**EXERCISE**
Please give the listing again, word for word, with nothing left out.

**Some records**
BEGIN
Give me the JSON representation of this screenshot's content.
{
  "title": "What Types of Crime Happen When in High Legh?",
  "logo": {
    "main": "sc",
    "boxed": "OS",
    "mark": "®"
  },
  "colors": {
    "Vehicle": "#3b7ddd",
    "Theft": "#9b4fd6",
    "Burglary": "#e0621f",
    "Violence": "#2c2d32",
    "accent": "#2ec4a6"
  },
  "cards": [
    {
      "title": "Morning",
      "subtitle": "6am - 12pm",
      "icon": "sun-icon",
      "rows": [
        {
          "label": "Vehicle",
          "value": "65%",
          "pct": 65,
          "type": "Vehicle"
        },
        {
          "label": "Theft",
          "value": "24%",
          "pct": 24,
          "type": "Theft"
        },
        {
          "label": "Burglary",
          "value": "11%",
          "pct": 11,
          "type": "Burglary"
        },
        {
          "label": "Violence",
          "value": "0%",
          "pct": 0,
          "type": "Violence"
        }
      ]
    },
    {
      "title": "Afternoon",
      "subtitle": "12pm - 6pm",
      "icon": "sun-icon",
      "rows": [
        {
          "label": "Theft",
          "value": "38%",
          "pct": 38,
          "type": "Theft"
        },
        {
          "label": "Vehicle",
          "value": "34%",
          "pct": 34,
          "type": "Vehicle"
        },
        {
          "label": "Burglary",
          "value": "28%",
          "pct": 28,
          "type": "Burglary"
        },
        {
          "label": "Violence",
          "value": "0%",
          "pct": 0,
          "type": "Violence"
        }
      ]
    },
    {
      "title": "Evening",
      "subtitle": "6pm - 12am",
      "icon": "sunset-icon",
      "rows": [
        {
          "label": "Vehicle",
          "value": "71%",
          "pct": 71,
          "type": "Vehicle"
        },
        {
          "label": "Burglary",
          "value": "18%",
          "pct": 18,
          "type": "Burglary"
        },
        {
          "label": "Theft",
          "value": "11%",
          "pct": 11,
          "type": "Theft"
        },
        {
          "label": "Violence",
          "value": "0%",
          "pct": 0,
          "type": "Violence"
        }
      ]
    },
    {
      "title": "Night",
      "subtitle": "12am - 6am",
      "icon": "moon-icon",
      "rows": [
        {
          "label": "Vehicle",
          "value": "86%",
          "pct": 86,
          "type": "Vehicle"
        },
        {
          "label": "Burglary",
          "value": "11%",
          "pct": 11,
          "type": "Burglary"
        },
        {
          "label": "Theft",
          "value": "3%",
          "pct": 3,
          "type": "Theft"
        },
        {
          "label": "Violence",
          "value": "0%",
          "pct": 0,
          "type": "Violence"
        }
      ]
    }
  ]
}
END
**ANSWER IN FULL**
Give me the JSON representation of this screenshot's content.
{
  "title": "What Types of Crime Happen When in High Legh?",
  "logo": {
    "main": "sc",
    "boxed": "OS",
    "mark": "®"
  },
  "colors": {
    "Vehicle": "#3b7ddd",
    "Theft": "#9b4fd6",
    "Burglary": "#e0621f",
    "Violence": "#2c2d32",
    "accent": "#2ec4a6"
  },
  "cards": [
    {
      "title": "Morning",
      "subtitle": "6am - 12pm",
      "icon": "sun-icon",
      "rows": [
        {
          "label": "Vehicle",
          "value": "65%",
          "pct": 65,
          "type": "Vehicle"
        },
        {
          "label": "Theft",
          "value": "24%",
          "pct": 24,
          "type": "Theft"
        },
        {
          "label": "Burglary",
          "value": "11%",
          "pct": 11,
          "type": "Burglary"
        },
        {
          "label": "Violence",
          "value": "0%",
          "pct": 0,
          "type": "Violence"
        }
      ]
    },
    {
      "title": "Afternoon",
      "subtitle": "12pm - 6pm",
      "icon": "sun-icon",
      "rows": [
        {
          "label": "Theft",
          "value": "38%",
          "pct": 38,
          "type": "Theft"
        },
        {
          "label": "Vehicle",
          "value": "34%",
          "pct": 34,
          "type": "Vehicle"
        },
        {
          "label": "Burglary",
          "value": "28%",
          "pct": 28,
          "type": "Burglary"
        },
        {
          "label": "Violence",
          "value": "0%",
          "pct": 0,
          "type": "Violence"
        }
      ]
    },
    {
      "title": "Evening",
      "subtitle": "6pm - 12am",
      "icon": "sunset-icon",
      "rows": [
        {
          "label": "Vehicle",
          "value": "71%",
          "pct": 71,
          "type": "Vehicle"
        },
        {
          "label": "Burglary",
          "value": "18%",
          "pct": 18,
          "type": "Burglary"
        },
        {
          "label": "Theft",
          "value": "11%",
          "pct": 11,
          "type": "Theft"
        },
        {
          "label": "Violence",
          "value": "0%",
          "pct": 0,
          "type": "Violence"
        }
      ]
    },
    {
      "title": "Night",
      "subtitle": "12am - 6am",
      "icon": "moon-icon",
      "rows": [
        {
          "label": "Vehicle",
          "value": "86%",
          "pct": 86,
          "type": "Vehicle"
        },
        {
          "label": "Burglary",
          "value": "11%",
          "pct": 11,
          "type": "Burglary"
        },
        {
          "label": "Theft",
          "value": "3%",
          "pct": 3,
          "type": "Theft"
        },
        {
          "label": "Violence",
          "value": "0%",
          "pct": 0,
          "type": "Violence"
        }
      ]
    }
  ]
}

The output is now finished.